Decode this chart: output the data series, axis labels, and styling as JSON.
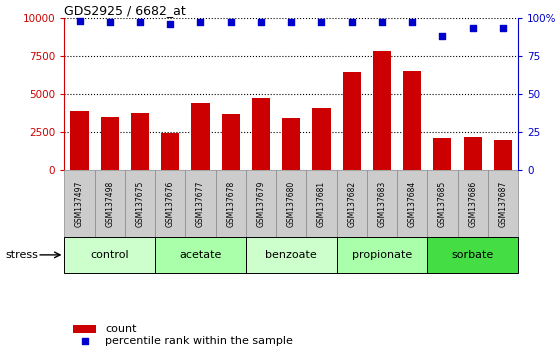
{
  "title": "GDS2925 / 6682_at",
  "samples": [
    "GSM137497",
    "GSM137498",
    "GSM137675",
    "GSM137676",
    "GSM137677",
    "GSM137678",
    "GSM137679",
    "GSM137680",
    "GSM137681",
    "GSM137682",
    "GSM137683",
    "GSM137684",
    "GSM137685",
    "GSM137686",
    "GSM137687"
  ],
  "counts": [
    3900,
    3500,
    3750,
    2400,
    4400,
    3700,
    4700,
    3400,
    4100,
    6400,
    7800,
    6500,
    2100,
    2150,
    1950
  ],
  "percentiles": [
    98,
    97,
    97,
    96,
    97,
    97,
    97,
    97,
    97,
    97,
    97,
    97,
    88,
    93,
    93
  ],
  "groups": [
    {
      "label": "control",
      "start": 0,
      "end": 3,
      "color": "#ccffcc"
    },
    {
      "label": "acetate",
      "start": 3,
      "end": 6,
      "color": "#aaffaa"
    },
    {
      "label": "benzoate",
      "start": 6,
      "end": 9,
      "color": "#ccffcc"
    },
    {
      "label": "propionate",
      "start": 9,
      "end": 12,
      "color": "#aaffaa"
    },
    {
      "label": "sorbate",
      "start": 12,
      "end": 15,
      "color": "#44dd44"
    }
  ],
  "bar_color": "#cc0000",
  "dot_color": "#0000cc",
  "left_axis_color": "#cc0000",
  "right_axis_color": "#0000cc",
  "ylim_left": [
    0,
    10000
  ],
  "ylim_right": [
    0,
    100
  ],
  "yticks_left": [
    0,
    2500,
    5000,
    7500,
    10000
  ],
  "ytick_labels_left": [
    "0",
    "2500",
    "5000",
    "7500",
    "10000"
  ],
  "yticks_right": [
    0,
    25,
    50,
    75,
    100
  ],
  "ytick_labels_right": [
    "0",
    "25",
    "50",
    "75",
    "100%"
  ],
  "grid_color": "#000000",
  "background_color": "#ffffff",
  "xticklabel_bg": "#cccccc",
  "stress_label": "stress",
  "legend_count_label": "count",
  "legend_percentile_label": "percentile rank within the sample"
}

· · ·

● **Stated goal**
Transcribe every entry word for word, but skip the pictures.

● **Exercise response**
Decode this chart: output the data series, axis labels, and styling as JSON.
{
  "title": "GDS2925 / 6682_at",
  "samples": [
    "GSM137497",
    "GSM137498",
    "GSM137675",
    "GSM137676",
    "GSM137677",
    "GSM137678",
    "GSM137679",
    "GSM137680",
    "GSM137681",
    "GSM137682",
    "GSM137683",
    "GSM137684",
    "GSM137685",
    "GSM137686",
    "GSM137687"
  ],
  "counts": [
    3900,
    3500,
    3750,
    2400,
    4400,
    3700,
    4700,
    3400,
    4100,
    6400,
    7800,
    6500,
    2100,
    2150,
    1950
  ],
  "percentiles": [
    98,
    97,
    97,
    96,
    97,
    97,
    97,
    97,
    97,
    97,
    97,
    97,
    88,
    93,
    93
  ],
  "groups": [
    {
      "label": "control",
      "start": 0,
      "end": 3,
      "color": "#ccffcc"
    },
    {
      "label": "acetate",
      "start": 3,
      "end": 6,
      "color": "#aaffaa"
    },
    {
      "label": "benzoate",
      "start": 6,
      "end": 9,
      "color": "#ccffcc"
    },
    {
      "label": "propionate",
      "start": 9,
      "end": 12,
      "color": "#aaffaa"
    },
    {
      "label": "sorbate",
      "start": 12,
      "end": 15,
      "color": "#44dd44"
    }
  ],
  "bar_color": "#cc0000",
  "dot_color": "#0000cc",
  "left_axis_color": "#cc0000",
  "right_axis_color": "#0000cc",
  "ylim_left": [
    0,
    10000
  ],
  "ylim_right": [
    0,
    100
  ],
  "yticks_left": [
    0,
    2500,
    5000,
    7500,
    10000
  ],
  "ytick_labels_left": [
    "0",
    "2500",
    "5000",
    "7500",
    "10000"
  ],
  "yticks_right": [
    0,
    25,
    50,
    75,
    100
  ],
  "ytick_labels_right": [
    "0",
    "25",
    "50",
    "75",
    "100%"
  ],
  "grid_color": "#000000",
  "background_color": "#ffffff",
  "xticklabel_bg": "#cccccc",
  "stress_label": "stress",
  "legend_count_label": "count",
  "legend_percentile_label": "percentile rank within the sample"
}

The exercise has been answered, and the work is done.